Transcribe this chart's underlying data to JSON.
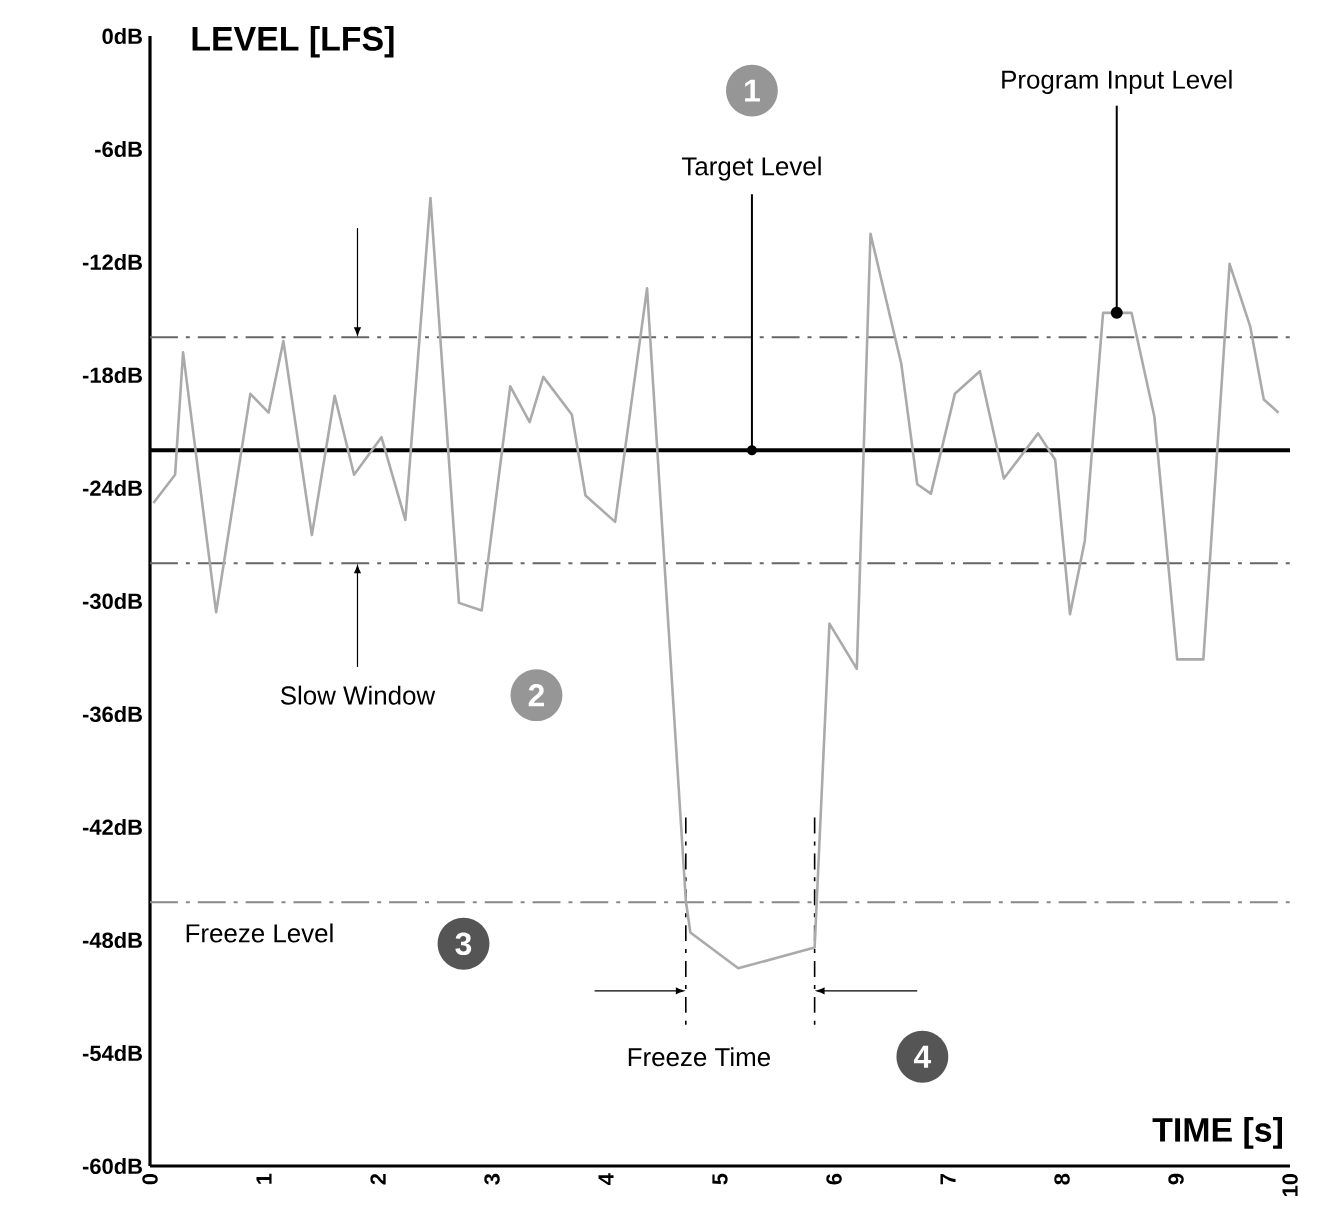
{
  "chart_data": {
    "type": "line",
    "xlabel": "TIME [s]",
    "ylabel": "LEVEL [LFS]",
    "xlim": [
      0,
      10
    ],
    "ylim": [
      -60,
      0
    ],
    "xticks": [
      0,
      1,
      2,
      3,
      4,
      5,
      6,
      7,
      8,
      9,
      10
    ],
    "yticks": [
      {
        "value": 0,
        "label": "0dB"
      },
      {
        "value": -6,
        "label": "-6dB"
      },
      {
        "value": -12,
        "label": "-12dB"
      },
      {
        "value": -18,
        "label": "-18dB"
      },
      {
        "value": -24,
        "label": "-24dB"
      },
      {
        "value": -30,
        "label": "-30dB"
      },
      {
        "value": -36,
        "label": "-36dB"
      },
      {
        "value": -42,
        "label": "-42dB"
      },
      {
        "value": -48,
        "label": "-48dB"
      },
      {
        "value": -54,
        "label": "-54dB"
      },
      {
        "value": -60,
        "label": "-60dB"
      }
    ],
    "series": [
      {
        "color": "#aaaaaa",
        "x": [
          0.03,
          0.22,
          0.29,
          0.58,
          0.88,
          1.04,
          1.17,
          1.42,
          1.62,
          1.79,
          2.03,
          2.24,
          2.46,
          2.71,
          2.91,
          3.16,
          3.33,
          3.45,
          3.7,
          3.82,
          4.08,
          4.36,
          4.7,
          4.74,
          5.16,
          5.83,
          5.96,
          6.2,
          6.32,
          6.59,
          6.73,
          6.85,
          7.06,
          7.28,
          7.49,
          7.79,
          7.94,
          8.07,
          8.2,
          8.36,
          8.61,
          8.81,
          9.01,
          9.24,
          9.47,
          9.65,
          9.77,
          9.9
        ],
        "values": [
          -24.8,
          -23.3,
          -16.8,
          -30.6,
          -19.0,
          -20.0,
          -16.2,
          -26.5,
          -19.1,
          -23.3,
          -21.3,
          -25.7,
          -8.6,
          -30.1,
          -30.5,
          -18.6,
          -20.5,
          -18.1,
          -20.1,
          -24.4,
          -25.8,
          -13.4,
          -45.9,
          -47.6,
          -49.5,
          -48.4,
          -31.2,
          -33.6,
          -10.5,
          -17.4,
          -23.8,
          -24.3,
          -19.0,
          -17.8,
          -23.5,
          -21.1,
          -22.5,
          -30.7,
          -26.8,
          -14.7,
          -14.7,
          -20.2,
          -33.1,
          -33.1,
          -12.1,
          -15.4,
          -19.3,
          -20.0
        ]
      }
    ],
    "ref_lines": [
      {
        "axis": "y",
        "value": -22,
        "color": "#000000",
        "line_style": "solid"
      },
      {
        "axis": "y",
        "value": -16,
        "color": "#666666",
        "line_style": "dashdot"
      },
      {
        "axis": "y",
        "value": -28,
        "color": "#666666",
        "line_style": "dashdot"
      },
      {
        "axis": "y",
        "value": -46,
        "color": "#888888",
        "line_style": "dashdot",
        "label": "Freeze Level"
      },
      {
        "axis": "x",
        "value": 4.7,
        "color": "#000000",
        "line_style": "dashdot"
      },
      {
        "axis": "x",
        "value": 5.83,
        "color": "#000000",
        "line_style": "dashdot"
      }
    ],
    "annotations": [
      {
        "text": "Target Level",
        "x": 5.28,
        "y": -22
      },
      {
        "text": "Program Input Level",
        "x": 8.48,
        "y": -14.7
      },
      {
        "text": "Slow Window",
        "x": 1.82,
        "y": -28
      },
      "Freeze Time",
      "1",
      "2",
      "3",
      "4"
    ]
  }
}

══════════

Pictures are not part of the copy; reproduce everything else in the records exactly.

Transcribe this chart's underlying data to JSON.
{
  "chart_data": {
    "type": "line",
    "xlabel": "TIME [s]",
    "ylabel": "LEVEL [LFS]",
    "xlim": [
      0,
      10
    ],
    "ylim": [
      -60,
      0
    ],
    "xticks": [
      0,
      1,
      2,
      3,
      4,
      5,
      6,
      7,
      8,
      9,
      10
    ],
    "yticks": [
      {
        "value": 0,
        "label": "0dB"
      },
      {
        "value": -6,
        "label": "-6dB"
      },
      {
        "value": -12,
        "label": "-12dB"
      },
      {
        "value": -18,
        "label": "-18dB"
      },
      {
        "value": -24,
        "label": "-24dB"
      },
      {
        "value": -30,
        "label": "-30dB"
      },
      {
        "value": -36,
        "label": "-36dB"
      },
      {
        "value": -42,
        "label": "-42dB"
      },
      {
        "value": -48,
        "label": "-48dB"
      },
      {
        "value": -54,
        "label": "-54dB"
      },
      {
        "value": -60,
        "label": "-60dB"
      }
    ],
    "series": [
      {
        "color": "#aaaaaa",
        "x": [
          0.03,
          0.22,
          0.29,
          0.58,
          0.88,
          1.04,
          1.17,
          1.42,
          1.62,
          1.79,
          2.03,
          2.24,
          2.46,
          2.71,
          2.91,
          3.16,
          3.33,
          3.45,
          3.7,
          3.82,
          4.08,
          4.36,
          4.7,
          4.74,
          5.16,
          5.83,
          5.96,
          6.2,
          6.32,
          6.59,
          6.73,
          6.85,
          7.06,
          7.28,
          7.49,
          7.79,
          7.94,
          8.07,
          8.2,
          8.36,
          8.61,
          8.81,
          9.01,
          9.24,
          9.47,
          9.65,
          9.77,
          9.9
        ],
        "values": [
          -24.8,
          -23.3,
          -16.8,
          -30.6,
          -19.0,
          -20.0,
          -16.2,
          -26.5,
          -19.1,
          -23.3,
          -21.3,
          -25.7,
          -8.6,
          -30.1,
          -30.5,
          -18.6,
          -20.5,
          -18.1,
          -20.1,
          -24.4,
          -25.8,
          -13.4,
          -45.9,
          -47.6,
          -49.5,
          -48.4,
          -31.2,
          -33.6,
          -10.5,
          -17.4,
          -23.8,
          -24.3,
          -19.0,
          -17.8,
          -23.5,
          -21.1,
          -22.5,
          -30.7,
          -26.8,
          -14.7,
          -14.7,
          -20.2,
          -33.1,
          -33.1,
          -12.1,
          -15.4,
          -19.3,
          -20.0
        ]
      }
    ],
    "ref_lines": [
      {
        "axis": "y",
        "value": -22,
        "color": "#000000",
        "line_style": "solid"
      },
      {
        "axis": "y",
        "value": -16,
        "color": "#666666",
        "line_style": "dashdot"
      },
      {
        "axis": "y",
        "value": -28,
        "color": "#666666",
        "line_style": "dashdot"
      },
      {
        "axis": "y",
        "value": -46,
        "color": "#888888",
        "line_style": "dashdot",
        "label": "Freeze Level"
      },
      {
        "axis": "x",
        "value": 4.7,
        "color": "#000000",
        "line_style": "dashdot"
      },
      {
        "axis": "x",
        "value": 5.83,
        "color": "#000000",
        "line_style": "dashdot"
      }
    ],
    "annotations": [
      {
        "text": "Target Level",
        "x": 5.28,
        "y": -22
      },
      {
        "text": "Program Input Level",
        "x": 8.48,
        "y": -14.7
      },
      {
        "text": "Slow Window",
        "x": 1.82,
        "y": -28
      },
      "Freeze Time",
      "1",
      "2",
      "3",
      "4"
    ]
  }
}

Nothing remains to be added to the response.